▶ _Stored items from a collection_
◇ ◇ ◇

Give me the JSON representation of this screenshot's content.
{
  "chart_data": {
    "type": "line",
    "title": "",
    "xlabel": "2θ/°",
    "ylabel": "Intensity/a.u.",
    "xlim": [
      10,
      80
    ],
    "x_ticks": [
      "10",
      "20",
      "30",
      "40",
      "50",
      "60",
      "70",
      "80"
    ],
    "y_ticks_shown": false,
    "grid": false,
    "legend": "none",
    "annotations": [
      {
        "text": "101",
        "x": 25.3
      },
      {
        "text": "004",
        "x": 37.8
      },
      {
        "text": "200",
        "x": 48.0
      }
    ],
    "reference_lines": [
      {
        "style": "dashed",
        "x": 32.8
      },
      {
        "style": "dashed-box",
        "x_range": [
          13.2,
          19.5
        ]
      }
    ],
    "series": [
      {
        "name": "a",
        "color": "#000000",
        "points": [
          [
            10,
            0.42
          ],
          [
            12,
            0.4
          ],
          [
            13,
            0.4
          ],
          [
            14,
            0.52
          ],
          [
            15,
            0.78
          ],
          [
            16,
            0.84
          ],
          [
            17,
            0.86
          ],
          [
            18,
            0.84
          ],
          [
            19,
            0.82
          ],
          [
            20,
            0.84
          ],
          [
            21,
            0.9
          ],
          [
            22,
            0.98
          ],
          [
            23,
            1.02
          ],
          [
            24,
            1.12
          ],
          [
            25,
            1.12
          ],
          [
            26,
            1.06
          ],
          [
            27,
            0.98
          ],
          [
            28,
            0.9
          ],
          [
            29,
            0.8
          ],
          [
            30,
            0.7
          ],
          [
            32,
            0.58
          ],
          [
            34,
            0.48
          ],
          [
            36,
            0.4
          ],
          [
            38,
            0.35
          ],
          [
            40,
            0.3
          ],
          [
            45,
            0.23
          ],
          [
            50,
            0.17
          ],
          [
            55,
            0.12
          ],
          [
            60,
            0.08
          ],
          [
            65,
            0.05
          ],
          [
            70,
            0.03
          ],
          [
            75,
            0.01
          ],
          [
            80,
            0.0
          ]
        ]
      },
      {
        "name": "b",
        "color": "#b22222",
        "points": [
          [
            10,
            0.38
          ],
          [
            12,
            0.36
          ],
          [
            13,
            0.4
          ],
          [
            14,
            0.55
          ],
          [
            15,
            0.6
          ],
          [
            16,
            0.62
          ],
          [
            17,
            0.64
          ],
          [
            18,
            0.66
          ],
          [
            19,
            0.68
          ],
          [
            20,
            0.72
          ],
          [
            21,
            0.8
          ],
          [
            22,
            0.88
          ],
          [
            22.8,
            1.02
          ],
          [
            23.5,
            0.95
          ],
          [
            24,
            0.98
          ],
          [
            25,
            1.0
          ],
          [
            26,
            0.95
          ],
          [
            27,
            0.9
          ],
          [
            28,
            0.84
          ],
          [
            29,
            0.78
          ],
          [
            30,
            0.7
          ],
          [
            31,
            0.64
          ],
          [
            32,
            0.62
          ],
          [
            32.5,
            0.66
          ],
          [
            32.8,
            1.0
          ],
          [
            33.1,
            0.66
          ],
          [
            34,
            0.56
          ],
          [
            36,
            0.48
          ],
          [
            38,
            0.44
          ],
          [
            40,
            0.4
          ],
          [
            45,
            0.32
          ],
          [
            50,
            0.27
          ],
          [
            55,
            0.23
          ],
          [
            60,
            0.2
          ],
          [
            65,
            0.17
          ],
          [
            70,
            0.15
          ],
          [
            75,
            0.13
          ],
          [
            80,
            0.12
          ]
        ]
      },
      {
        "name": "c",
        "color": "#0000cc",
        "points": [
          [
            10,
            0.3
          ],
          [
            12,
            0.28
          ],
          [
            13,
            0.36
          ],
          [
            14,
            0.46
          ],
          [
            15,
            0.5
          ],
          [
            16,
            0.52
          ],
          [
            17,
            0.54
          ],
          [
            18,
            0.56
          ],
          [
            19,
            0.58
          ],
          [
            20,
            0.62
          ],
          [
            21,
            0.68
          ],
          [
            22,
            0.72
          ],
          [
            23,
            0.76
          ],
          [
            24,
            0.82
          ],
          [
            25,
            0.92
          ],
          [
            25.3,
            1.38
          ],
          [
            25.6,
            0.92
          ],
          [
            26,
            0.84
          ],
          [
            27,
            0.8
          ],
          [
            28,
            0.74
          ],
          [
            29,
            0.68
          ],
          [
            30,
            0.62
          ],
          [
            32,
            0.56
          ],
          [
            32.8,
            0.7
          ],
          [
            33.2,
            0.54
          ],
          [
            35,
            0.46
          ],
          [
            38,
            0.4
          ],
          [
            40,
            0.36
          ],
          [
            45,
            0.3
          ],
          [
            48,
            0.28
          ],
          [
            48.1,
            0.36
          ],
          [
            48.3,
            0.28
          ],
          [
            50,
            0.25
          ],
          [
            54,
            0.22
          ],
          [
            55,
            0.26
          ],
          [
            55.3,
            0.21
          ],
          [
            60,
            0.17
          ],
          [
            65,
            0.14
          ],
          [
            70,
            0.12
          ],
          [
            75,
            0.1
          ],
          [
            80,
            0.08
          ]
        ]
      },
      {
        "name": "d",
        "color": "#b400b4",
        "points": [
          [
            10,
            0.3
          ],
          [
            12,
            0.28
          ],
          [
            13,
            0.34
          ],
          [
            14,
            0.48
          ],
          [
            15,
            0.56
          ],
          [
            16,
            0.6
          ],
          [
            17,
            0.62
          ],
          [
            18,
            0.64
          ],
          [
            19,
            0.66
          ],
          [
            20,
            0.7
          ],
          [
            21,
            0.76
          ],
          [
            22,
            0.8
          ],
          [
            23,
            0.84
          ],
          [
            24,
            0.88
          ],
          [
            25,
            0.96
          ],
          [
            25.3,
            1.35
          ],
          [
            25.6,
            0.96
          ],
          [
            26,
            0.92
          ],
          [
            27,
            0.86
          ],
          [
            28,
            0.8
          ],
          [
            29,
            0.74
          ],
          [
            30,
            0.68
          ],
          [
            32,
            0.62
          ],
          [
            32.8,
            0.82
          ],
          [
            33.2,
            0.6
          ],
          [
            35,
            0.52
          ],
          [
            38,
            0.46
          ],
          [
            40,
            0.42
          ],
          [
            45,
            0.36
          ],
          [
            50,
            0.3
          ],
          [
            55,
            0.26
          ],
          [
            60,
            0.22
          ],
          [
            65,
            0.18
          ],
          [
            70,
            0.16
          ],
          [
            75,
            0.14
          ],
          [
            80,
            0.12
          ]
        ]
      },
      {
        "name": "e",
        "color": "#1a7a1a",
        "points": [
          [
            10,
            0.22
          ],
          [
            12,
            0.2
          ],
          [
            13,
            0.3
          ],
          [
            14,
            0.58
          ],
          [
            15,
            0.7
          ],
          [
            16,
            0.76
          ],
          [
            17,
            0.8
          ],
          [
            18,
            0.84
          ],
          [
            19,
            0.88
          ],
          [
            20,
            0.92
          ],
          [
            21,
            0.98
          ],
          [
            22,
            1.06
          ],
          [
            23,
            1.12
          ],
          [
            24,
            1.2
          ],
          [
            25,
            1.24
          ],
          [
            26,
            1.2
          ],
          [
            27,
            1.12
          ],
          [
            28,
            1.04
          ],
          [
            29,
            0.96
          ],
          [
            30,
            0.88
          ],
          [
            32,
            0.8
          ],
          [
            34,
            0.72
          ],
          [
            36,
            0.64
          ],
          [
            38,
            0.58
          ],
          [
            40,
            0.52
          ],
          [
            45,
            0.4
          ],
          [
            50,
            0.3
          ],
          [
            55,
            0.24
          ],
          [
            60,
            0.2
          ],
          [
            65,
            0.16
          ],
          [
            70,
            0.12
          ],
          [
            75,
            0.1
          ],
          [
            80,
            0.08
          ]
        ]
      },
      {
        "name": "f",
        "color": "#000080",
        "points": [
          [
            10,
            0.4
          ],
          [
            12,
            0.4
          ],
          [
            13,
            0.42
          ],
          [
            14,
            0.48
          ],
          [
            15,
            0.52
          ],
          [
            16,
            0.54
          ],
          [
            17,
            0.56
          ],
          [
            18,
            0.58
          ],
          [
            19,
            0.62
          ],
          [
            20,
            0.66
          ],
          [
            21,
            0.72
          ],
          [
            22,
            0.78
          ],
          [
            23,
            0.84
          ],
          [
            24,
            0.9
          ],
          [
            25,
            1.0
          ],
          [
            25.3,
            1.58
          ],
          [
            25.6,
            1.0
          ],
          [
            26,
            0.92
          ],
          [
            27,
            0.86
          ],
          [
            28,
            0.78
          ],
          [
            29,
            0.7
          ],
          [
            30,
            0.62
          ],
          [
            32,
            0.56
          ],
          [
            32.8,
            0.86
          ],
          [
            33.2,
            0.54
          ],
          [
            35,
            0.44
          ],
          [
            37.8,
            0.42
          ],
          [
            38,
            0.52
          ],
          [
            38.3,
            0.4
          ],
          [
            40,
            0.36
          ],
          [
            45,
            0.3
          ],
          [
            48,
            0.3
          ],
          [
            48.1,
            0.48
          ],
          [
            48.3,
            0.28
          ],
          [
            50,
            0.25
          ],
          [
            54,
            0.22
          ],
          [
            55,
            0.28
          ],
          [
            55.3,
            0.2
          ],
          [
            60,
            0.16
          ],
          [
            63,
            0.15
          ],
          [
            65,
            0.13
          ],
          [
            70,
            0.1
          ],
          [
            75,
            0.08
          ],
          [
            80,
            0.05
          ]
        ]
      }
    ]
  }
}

◇ ◇ ◇

▶ _Your task_
Gather up every line from the listing above in which the word "color" occurs.

▶ _Problem solution_
        "color": "#000000",
        "color": "#b22222",
        "color": "#0000cc",
        "color": "#b400b4",
        "color": "#1a7a1a",
        "color": "#000080",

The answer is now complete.